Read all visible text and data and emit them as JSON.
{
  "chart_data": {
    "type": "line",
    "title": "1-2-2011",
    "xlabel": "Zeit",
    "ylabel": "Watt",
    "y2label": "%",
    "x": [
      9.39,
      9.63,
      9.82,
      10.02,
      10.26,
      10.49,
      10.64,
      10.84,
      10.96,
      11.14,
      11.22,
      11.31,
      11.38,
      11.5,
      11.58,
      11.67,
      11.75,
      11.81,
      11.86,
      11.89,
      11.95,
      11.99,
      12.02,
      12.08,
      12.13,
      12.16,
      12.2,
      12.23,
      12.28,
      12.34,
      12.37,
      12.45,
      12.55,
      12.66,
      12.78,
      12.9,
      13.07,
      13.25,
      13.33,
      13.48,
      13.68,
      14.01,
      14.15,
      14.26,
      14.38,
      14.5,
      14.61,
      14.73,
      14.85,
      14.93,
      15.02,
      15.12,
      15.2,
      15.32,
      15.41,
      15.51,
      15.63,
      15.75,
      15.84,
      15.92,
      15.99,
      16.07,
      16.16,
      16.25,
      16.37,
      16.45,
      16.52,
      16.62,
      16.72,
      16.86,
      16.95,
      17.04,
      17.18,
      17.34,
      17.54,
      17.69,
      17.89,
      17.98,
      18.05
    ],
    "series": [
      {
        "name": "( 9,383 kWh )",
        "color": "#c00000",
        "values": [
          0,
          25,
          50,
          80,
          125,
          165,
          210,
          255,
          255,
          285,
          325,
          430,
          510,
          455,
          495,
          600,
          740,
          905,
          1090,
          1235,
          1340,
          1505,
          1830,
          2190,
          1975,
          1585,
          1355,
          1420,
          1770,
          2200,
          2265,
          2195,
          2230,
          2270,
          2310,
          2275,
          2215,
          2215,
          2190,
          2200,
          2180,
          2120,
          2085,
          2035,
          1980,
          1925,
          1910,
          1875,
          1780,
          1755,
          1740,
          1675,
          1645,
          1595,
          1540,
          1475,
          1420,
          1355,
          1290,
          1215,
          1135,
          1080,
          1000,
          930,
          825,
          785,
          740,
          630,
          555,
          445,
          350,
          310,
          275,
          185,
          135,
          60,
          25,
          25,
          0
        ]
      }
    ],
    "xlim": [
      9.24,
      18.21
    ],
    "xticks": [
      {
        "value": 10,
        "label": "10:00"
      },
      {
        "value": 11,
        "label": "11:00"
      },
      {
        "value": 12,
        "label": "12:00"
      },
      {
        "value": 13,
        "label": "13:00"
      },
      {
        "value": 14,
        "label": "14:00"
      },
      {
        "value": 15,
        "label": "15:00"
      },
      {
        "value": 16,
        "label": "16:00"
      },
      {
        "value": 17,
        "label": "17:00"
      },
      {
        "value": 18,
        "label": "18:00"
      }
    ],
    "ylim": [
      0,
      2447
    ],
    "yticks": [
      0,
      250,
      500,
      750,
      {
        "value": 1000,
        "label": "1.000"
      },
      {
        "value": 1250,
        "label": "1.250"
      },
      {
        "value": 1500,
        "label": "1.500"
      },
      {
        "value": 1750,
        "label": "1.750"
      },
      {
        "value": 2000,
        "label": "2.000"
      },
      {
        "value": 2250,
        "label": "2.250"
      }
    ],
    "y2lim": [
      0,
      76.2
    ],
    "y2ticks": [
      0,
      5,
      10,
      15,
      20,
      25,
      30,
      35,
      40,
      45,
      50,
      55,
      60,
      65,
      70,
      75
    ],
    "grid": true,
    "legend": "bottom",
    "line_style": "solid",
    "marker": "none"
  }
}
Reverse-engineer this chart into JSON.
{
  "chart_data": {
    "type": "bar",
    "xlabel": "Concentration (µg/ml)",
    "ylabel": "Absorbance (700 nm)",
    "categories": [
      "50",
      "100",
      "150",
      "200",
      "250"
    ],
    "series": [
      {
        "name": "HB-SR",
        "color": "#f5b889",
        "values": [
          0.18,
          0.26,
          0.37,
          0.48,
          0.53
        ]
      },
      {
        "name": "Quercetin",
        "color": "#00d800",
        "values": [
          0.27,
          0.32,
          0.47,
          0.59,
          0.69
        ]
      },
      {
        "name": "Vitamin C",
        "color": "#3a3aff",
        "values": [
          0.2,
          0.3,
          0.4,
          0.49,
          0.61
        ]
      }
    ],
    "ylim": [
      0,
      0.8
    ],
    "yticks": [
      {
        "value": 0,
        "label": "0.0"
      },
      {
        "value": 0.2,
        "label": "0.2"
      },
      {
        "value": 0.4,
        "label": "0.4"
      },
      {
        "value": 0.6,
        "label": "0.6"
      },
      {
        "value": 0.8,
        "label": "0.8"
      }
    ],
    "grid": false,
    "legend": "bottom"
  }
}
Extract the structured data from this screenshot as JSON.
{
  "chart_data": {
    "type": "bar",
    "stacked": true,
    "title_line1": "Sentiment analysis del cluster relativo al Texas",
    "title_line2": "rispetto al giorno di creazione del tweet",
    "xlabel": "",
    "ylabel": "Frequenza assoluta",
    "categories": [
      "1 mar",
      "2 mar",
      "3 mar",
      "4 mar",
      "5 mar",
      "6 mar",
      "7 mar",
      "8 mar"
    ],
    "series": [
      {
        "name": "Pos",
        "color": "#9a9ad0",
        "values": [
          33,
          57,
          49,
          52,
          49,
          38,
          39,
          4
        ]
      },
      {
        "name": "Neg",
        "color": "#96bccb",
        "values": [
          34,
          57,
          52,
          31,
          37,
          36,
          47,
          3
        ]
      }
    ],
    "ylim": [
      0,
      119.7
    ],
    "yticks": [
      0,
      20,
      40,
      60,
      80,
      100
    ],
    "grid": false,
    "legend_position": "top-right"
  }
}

-=-=-

→ **Goal**:
Every line from the one containing "Reverse-engineer this chart into JSON." through the end of the entries above must be echoed exactly, with both ends kept.

→ **Answer to this problem**:
Reverse-engineer this chart into JSON.
{
  "chart_data": {
    "type": "bar",
    "xlabel": "Concentration (µg/ml)",
    "ylabel": "Absorbance (700 nm)",
    "categories": [
      "50",
      "100",
      "150",
      "200",
      "250"
    ],
    "series": [
      {
        "name": "HB-SR",
        "color": "#f5b889",
        "values": [
          0.18,
          0.26,
          0.37,
          0.48,
          0.53
        ]
      },
      {
        "name": "Quercetin",
        "color": "#00d800",
        "values": [
          0.27,
          0.32,
          0.47,
          0.59,
          0.69
        ]
      },
      {
        "name": "Vitamin C",
        "color": "#3a3aff",
        "values": [
          0.2,
          0.3,
          0.4,
          0.49,
          0.61
        ]
      }
    ],
    "ylim": [
      0,
      0.8
    ],
    "yticks": [
      {
        "value": 0,
        "label": "0.0"
      },
      {
        "value": 0.2,
        "label": "0.2"
      },
      {
        "value": 0.4,
        "label": "0.4"
      },
      {
        "value": 0.6,
        "label": "0.6"
      },
      {
        "value": 0.8,
        "label": "0.8"
      }
    ],
    "grid": false,
    "legend": "bottom"
  }
}
Extract the structured data from this screenshot as JSON.
{
  "chart_data": {
    "type": "bar",
    "stacked": true,
    "title_line1": "Sentiment analysis del cluster relativo al Texas",
    "title_line2": "rispetto al giorno di creazione del tweet",
    "xlabel": "",
    "ylabel": "Frequenza assoluta",
    "categories": [
      "1 mar",
      "2 mar",
      "3 mar",
      "4 mar",
      "5 mar",
      "6 mar",
      "7 mar",
      "8 mar"
    ],
    "series": [
      {
        "name": "Pos",
        "color": "#9a9ad0",
        "values": [
          33,
          57,
          49,
          52,
          49,
          38,
          39,
          4
        ]
      },
      {
        "name": "Neg",
        "color": "#96bccb",
        "values": [
          34,
          57,
          52,
          31,
          37,
          36,
          47,
          3
        ]
      }
    ],
    "ylim": [
      0,
      119.7
    ],
    "yticks": [
      0,
      20,
      40,
      60,
      80,
      100
    ],
    "grid": false,
    "legend_position": "top-right"
  }
}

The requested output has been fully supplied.